begin
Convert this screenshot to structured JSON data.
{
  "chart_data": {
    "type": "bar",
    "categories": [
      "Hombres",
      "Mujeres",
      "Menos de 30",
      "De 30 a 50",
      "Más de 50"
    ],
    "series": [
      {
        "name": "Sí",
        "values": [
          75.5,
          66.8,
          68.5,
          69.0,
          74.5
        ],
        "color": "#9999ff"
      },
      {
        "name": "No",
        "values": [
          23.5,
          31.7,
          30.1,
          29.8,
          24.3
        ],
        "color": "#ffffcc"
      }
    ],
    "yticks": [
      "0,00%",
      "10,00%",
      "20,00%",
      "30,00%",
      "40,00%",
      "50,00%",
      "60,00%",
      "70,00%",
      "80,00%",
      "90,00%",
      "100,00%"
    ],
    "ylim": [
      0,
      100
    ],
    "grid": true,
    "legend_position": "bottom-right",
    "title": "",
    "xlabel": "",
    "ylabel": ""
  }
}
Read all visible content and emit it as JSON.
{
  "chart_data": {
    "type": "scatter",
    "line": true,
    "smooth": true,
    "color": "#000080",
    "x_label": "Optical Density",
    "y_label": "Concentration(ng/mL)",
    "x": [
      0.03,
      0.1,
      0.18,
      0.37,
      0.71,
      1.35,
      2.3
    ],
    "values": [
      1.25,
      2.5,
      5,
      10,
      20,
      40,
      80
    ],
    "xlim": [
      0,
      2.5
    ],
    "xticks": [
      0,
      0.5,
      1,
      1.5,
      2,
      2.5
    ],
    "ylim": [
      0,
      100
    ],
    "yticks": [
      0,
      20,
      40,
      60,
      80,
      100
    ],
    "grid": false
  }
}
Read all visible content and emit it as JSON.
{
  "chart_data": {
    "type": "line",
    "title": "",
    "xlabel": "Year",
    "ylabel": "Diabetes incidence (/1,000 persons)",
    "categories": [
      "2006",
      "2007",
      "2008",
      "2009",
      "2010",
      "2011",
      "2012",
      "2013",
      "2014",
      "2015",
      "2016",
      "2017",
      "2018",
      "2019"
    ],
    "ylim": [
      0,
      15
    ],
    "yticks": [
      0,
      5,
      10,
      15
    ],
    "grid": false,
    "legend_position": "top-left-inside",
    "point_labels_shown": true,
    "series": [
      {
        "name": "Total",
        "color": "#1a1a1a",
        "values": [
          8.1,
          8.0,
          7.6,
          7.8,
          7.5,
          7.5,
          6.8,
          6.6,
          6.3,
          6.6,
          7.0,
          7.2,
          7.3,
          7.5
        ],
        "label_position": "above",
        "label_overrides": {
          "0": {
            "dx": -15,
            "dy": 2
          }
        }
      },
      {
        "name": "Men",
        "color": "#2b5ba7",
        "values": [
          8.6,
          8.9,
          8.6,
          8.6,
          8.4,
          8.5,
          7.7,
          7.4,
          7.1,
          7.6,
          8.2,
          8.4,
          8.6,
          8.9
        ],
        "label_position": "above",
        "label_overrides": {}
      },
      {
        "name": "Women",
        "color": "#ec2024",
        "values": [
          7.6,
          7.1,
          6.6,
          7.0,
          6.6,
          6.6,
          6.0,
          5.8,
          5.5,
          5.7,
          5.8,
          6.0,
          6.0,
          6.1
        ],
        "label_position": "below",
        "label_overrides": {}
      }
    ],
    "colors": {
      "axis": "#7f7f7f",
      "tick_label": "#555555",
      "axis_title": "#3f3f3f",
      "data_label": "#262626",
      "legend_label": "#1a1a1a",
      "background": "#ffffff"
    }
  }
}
end
Write the material out again word for word.

Convert this screenshot to structured JSON data.
{
  "chart_data": {
    "type": "bar",
    "categories": [
      "Hombres",
      "Mujeres",
      "Menos de 30",
      "De 30 a 50",
      "Más de 50"
    ],
    "series": [
      {
        "name": "Sí",
        "values": [
          75.5,
          66.8,
          68.5,
          69.0,
          74.5
        ],
        "color": "#9999ff"
      },
      {
        "name": "No",
        "values": [
          23.5,
          31.7,
          30.1,
          29.8,
          24.3
        ],
        "color": "#ffffcc"
      }
    ],
    "yticks": [
      "0,00%",
      "10,00%",
      "20,00%",
      "30,00%",
      "40,00%",
      "50,00%",
      "60,00%",
      "70,00%",
      "80,00%",
      "90,00%",
      "100,00%"
    ],
    "ylim": [
      0,
      100
    ],
    "grid": true,
    "legend_position": "bottom-right",
    "title": "",
    "xlabel": "",
    "ylabel": ""
  }
}
Read all visible content and emit it as JSON.
{
  "chart_data": {
    "type": "scatter",
    "line": true,
    "smooth": true,
    "color": "#000080",
    "x_label": "Optical Density",
    "y_label": "Concentration(ng/mL)",
    "x": [
      0.03,
      0.1,
      0.18,
      0.37,
      0.71,
      1.35,
      2.3
    ],
    "values": [
      1.25,
      2.5,
      5,
      10,
      20,
      40,
      80
    ],
    "xlim": [
      0,
      2.5
    ],
    "xticks": [
      0,
      0.5,
      1,
      1.5,
      2,
      2.5
    ],
    "ylim": [
      0,
      100
    ],
    "yticks": [
      0,
      20,
      40,
      60,
      80,
      100
    ],
    "grid": false
  }
}
Read all visible content and emit it as JSON.
{
  "chart_data": {
    "type": "line",
    "title": "",
    "xlabel": "Year",
    "ylabel": "Diabetes incidence (/1,000 persons)",
    "categories": [
      "2006",
      "2007",
      "2008",
      "2009",
      "2010",
      "2011",
      "2012",
      "2013",
      "2014",
      "2015",
      "2016",
      "2017",
      "2018",
      "2019"
    ],
    "ylim": [
      0,
      15
    ],
    "yticks": [
      0,
      5,
      10,
      15
    ],
    "grid": false,
    "legend_position": "top-left-inside",
    "point_labels_shown": true,
    "series": [
      {
        "name": "Total",
        "color": "#1a1a1a",
        "values": [
          8.1,
          8.0,
          7.6,
          7.8,
          7.5,
          7.5,
          6.8,
          6.6,
          6.3,
          6.6,
          7.0,
          7.2,
          7.3,
          7.5
        ],
        "label_position": "above",
        "label_overrides": {
          "0": {
            "dx": -15,
            "dy": 2
          }
        }
      },
      {
        "name": "Men",
        "color": "#2b5ba7",
        "values": [
          8.6,
          8.9,
          8.6,
          8.6,
          8.4,
          8.5,
          7.7,
          7.4,
          7.1,
          7.6,
          8.2,
          8.4,
          8.6,
          8.9
        ],
        "label_position": "above",
        "label_overrides": {}
      },
      {
        "name": "Women",
        "color": "#ec2024",
        "values": [
          7.6,
          7.1,
          6.6,
          7.0,
          6.6,
          6.6,
          6.0,
          5.8,
          5.5,
          5.7,
          5.8,
          6.0,
          6.0,
          6.1
        ],
        "label_position": "below",
        "label_overrides": {}
      }
    ],
    "colors": {
      "axis": "#7f7f7f",
      "tick_label": "#555555",
      "axis_title": "#3f3f3f",
      "data_label": "#262626",
      "legend_label": "#1a1a1a",
      "background": "#ffffff"
    }
  }
}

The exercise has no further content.